# First time edge banding



## Mark10409 (Mar 25, 2016)

Hello,
I am working on a kitchen cabinet pull out project. I am using 1/2" birch ply. I have attached a pic of the baking pan pull out drawer. My question is would I use the iron on edge banding all the way around the boards and then glue it together or assemble first then iron on edge banding where the edges are exposed? Any help would be appreciated.

Thanks,
Mark


----------



## Loren (May 30, 2008)

For this you might consider 1/4" solid wood.
The reason is you may find wood easier to
miter correctly.

It is possible to round off corners and put
iron on edge banding around the corners
that way. There's no benefit to putting 
banding on edges that won't be exposed.

I would edge band all the parts before assembly.


----------



## waho6o9 (May 6, 2011)

Depends on the look you want. Usually edge banding the exposed edges

will suffice for a clean look.


----------



## Mark10409 (Mar 25, 2016)

Thanks for the reply's, The only reason I asked was because I wasn't sure how good the glue joint was going to be with edge banding in between. I already purchased the wood so I'm stuck with the 1/2" ply for this but will consider that next time, Thanks!

Mark


----------



## MT_Stringer (Jul 21, 2009)

> Thanks for the reply s, The only reason I asked was because I wasn t sure how good the glue joint was going to be with edge banding in between. I already purchased the wood so I m stuck with the 1/2" ply for this but will consider that next time, Thanks!
> 
> Mark
> 
> - Mark10409


I like Loren's idea of using hardwood because of the abuse the top edges of the dividers will be subject to during normal everyday use. Just thinking out loud. I have used iron on edge banding for shelves and it works well, but I think the edges will become frayed or splintered after being hit numerous times.


----------



## JBrow (Nov 18, 2015)

Mark10409,

I agree with Loren; my inclination would be iron-on edging on the surfaces that will be seen. Edges that are buried in the assembly would be raw edges, although I would like to set those raw edged in some shallow dados to help with alignment and to add a little strength. Rounding transitions could help avoid cracking the edge banding when it is applied; the larger the radius the easier the edge banding would conform to the transition without cracking.

• **EXERCISE REQUIREMENTS**:
(a) Using the edge banding thread, what are the answers to these questions?
(i) What thickness and type of plywood is Mark10409 using for the pull out project?
(ii) What thickness of solid wood does Loren suggest considering?
(iii) According to JBrow, what makes it easier for edge banding to conform to a transition without cracking?
(b) In the listing, change "moho-point" to "moho-marker" in the part that opens with the line containing "- vpvs-point: [1364, 634, 1371, 640]" and closes with the line containing "- vpvs-point: [2033, 570, 2039, 576]". Give back only those lines, with everything else unchanged.
The listing has no connection to the edge banding thread.

(Layout annotation listing)
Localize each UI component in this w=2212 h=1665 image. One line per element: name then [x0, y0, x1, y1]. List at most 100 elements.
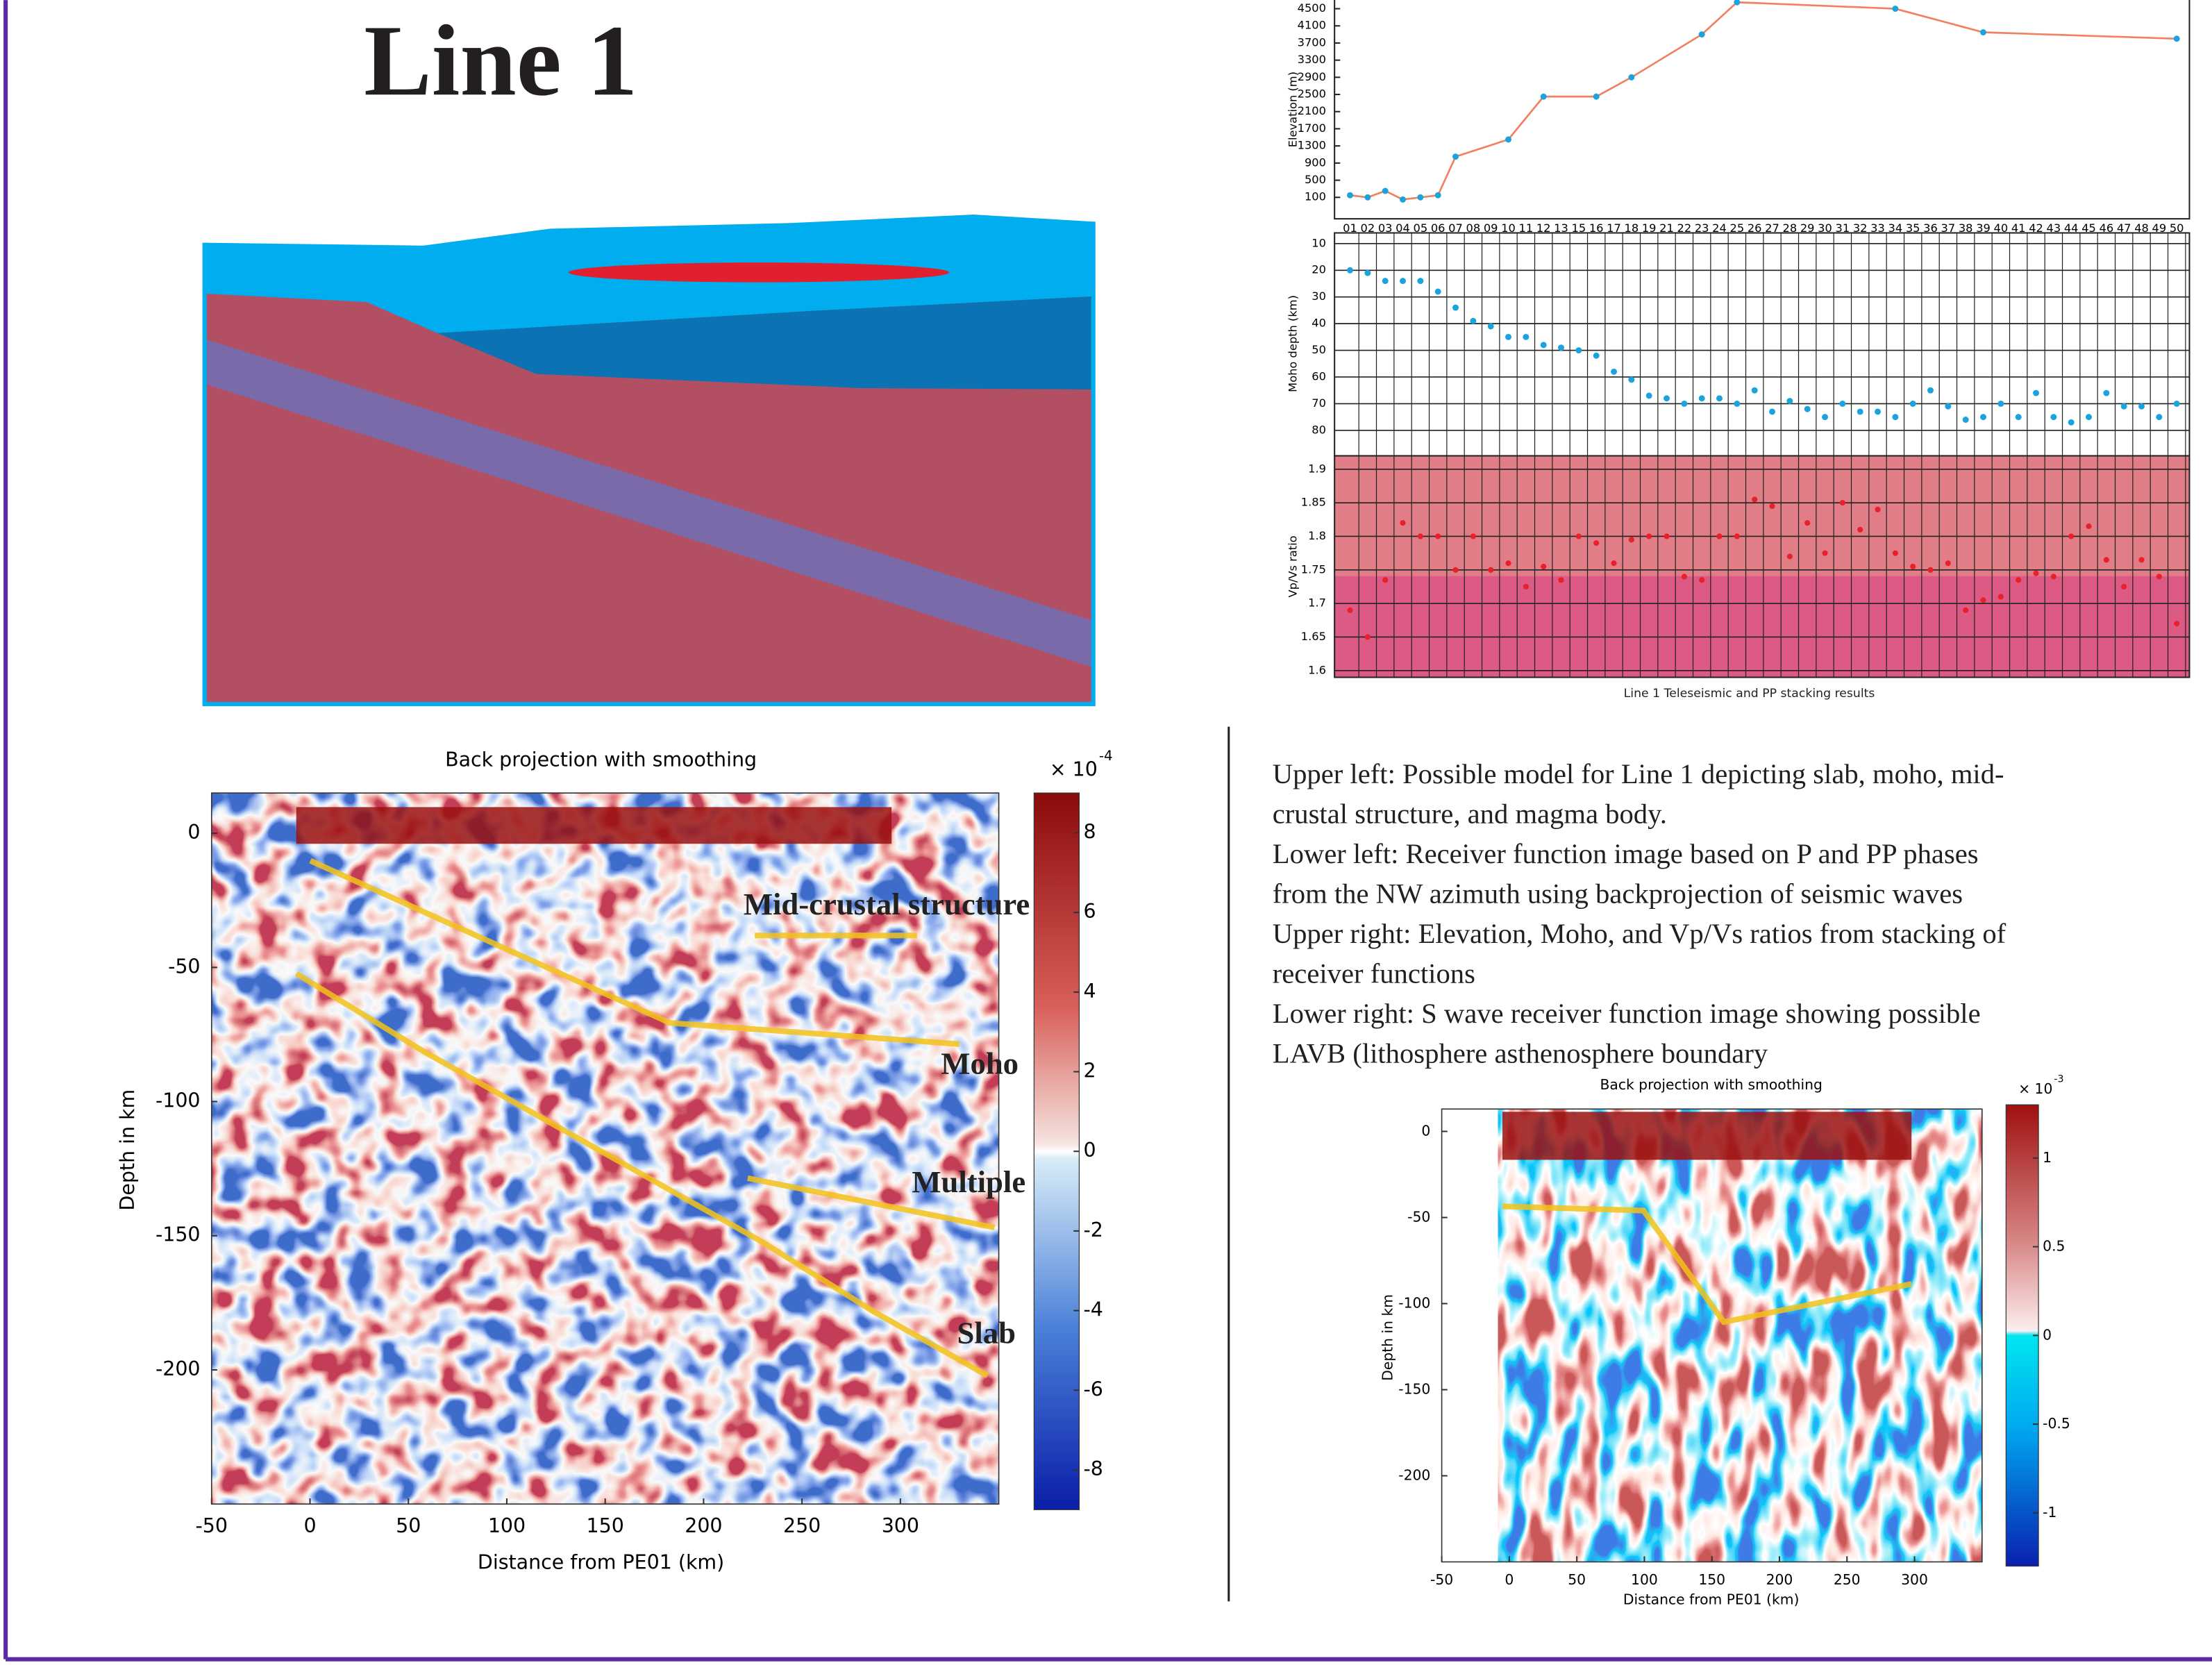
- vpvs-point: [1364, 634, 1371, 640]
- moho-point: [1962, 417, 1969, 423]
- elevation-point: [1980, 29, 1987, 35]
- moho-point: [1945, 403, 1952, 410]
- elevation-point: [1734, 0, 1741, 6]
- vpvs-point: [1628, 537, 1634, 543]
- station-label: 16: [1589, 221, 1604, 235]
- moho-point: [1857, 408, 1863, 415]
- colorbar-tick-label: -0.5: [2043, 1415, 2070, 1432]
- vpvs-point: [1470, 533, 1476, 539]
- station-label: 22: [1677, 221, 1692, 235]
- vpvs-point: [2068, 533, 2075, 539]
- moho-point: [1839, 400, 1846, 407]
- vpvs-point: [2033, 570, 2039, 576]
- caption: Upper left: Possible model for Line 1 de…: [1273, 758, 2006, 1069]
- station-label: 45: [2081, 221, 2096, 235]
- station-label: 03: [1378, 221, 1393, 235]
- elevation-point: [1698, 31, 1705, 38]
- station-label: 49: [2152, 221, 2167, 235]
- station-label: 34: [1888, 221, 1903, 235]
- y-tick-label: 1300: [1298, 139, 1326, 152]
- vpvs-point: [2138, 557, 2145, 563]
- colorbar-tick-label: 0: [2043, 1326, 2052, 1343]
- x-tick-label: 0: [1505, 1571, 1514, 1588]
- x-tick-label: 100: [488, 1514, 526, 1537]
- colorbar-tick-label: 8: [1083, 820, 1096, 843]
- station-label: 02: [1361, 221, 1375, 235]
- x-axis-label: Distance from PE01 (km): [1623, 1591, 1800, 1607]
- vpvs-point: [1488, 567, 1494, 573]
- vpvs-point: [1435, 533, 1441, 539]
- x-tick-label: 250: [1834, 1571, 1861, 1588]
- y-axis-label: Depth in km: [116, 1089, 139, 1211]
- station-label: 23: [1695, 221, 1709, 235]
- y-tick-label: 1.6: [1308, 663, 1326, 676]
- station-label: 18: [1625, 221, 1639, 235]
- elevation-point: [1505, 136, 1511, 143]
- station-label: 26: [1748, 221, 1762, 235]
- caption-line: crustal structure, and magma body.: [1273, 798, 1667, 829]
- annotation: Moho: [941, 1046, 1019, 1080]
- panel-title: Back projection with smoothing: [445, 748, 757, 771]
- vpvs-point: [1910, 563, 1916, 570]
- y-tick-label: 30: [1312, 290, 1326, 303]
- caption-line: Upper right: Elevation, Moho, and Vp/Vs …: [1273, 918, 2006, 949]
- x-tick-label: 300: [882, 1514, 919, 1537]
- station-label: 28: [1783, 221, 1798, 235]
- vpvs-point: [1945, 560, 1951, 567]
- moho-point: [1664, 395, 1670, 402]
- y-tick-label: 2900: [1298, 70, 1326, 83]
- x-tick-label: 50: [1568, 1571, 1586, 1588]
- vpvs-point: [2016, 577, 2022, 583]
- colorbar-tick-label: 0: [1083, 1139, 1096, 1162]
- elevation-point: [1364, 194, 1371, 201]
- vpvs-point: [2121, 583, 2127, 590]
- y-tick-label: 80: [1312, 423, 1326, 436]
- x-tick-label: -50: [1430, 1571, 1453, 1588]
- mid-crust: [437, 296, 1094, 390]
- y-tick-label: 100: [1305, 190, 1326, 203]
- station-label: 08: [1466, 221, 1481, 235]
- moho-point: [2120, 403, 2127, 410]
- moho-point: [1716, 395, 1723, 402]
- elevation-point: [1452, 153, 1459, 160]
- station-label: 06: [1431, 221, 1446, 235]
- x-axis-label: Distance from PE01 (km): [478, 1551, 724, 1574]
- moho-point: [2033, 390, 2040, 396]
- moho-point: [1892, 414, 1899, 421]
- vpvs-point: [1927, 567, 1934, 573]
- moho-point: [1470, 317, 1477, 324]
- y-tick-label: 40: [1312, 317, 1326, 330]
- colorbar-tick-label: -1: [2043, 1504, 2056, 1521]
- moho-point: [1980, 414, 1987, 421]
- moho-point: [1804, 405, 1811, 412]
- vpvs-point: [2156, 574, 2162, 580]
- y-tick-label: 10: [1312, 236, 1326, 249]
- station-label: 31: [1836, 221, 1850, 235]
- station-label: 17: [1607, 221, 1621, 235]
- moho-point: [1593, 352, 1600, 359]
- caption-line: LAVB (lithosphere asthenosphere boundary: [1273, 1037, 1768, 1069]
- moho-point: [1558, 344, 1564, 351]
- diagram-border: [202, 221, 1096, 707]
- station-label: 05: [1414, 221, 1428, 235]
- moho-point: [1734, 400, 1741, 407]
- x-tick-label: 200: [1766, 1571, 1793, 1588]
- moho-point: [1822, 414, 1828, 421]
- caption-line: receiver functions: [1273, 957, 1475, 989]
- station-label: 19: [1642, 221, 1657, 235]
- vpvs-point: [1892, 550, 1898, 556]
- moho-point: [1347, 267, 1353, 274]
- moho-point: [1523, 333, 1530, 340]
- moho-point: [1382, 278, 1389, 285]
- vpvs-point: [1452, 567, 1459, 573]
- station-label: 42: [2029, 221, 2043, 235]
- x-tick-label: 300: [1901, 1571, 1928, 1588]
- station-label: 10: [1501, 221, 1516, 235]
- moho-point: [2068, 419, 2075, 426]
- elevation-point: [1434, 192, 1441, 199]
- vpvs-point: [1575, 533, 1582, 539]
- vpvs-point: [1382, 577, 1389, 583]
- y-axis-label: Moho depth (km): [1287, 295, 1300, 392]
- station-label: 35: [1906, 221, 1920, 235]
- y-tick-label: 500: [1305, 173, 1326, 186]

• **EXERCISE SOLUTIONS**:
(a)
(i) 1/2" birch ply.
(ii) 1/4" solid wood.
(iii) A larger radius.

(b)
- vpvs-point: [1364, 634, 1371, 640]
- moho-marker: [1962, 417, 1969, 423]
- elevation-point: [1980, 29, 1987, 35]
- moho-marker: [1945, 403, 1952, 410]
- elevation-point: [1734, 0, 1741, 6]
- vpvs-point: [1628, 537, 1634, 543]
- station-label: 16: [1589, 221, 1604, 235]
- moho-marker: [1857, 408, 1863, 415]
- colorbar-tick-label: -0.5: [2043, 1415, 2070, 1432]
- vpvs-point: [1470, 533, 1476, 539]
- station-label: 22: [1677, 221, 1692, 235]
- vpvs-point: [2068, 533, 2075, 539]
- moho-marker: [1839, 400, 1846, 407]
- vpvs-point: [2033, 570, 2039, 576]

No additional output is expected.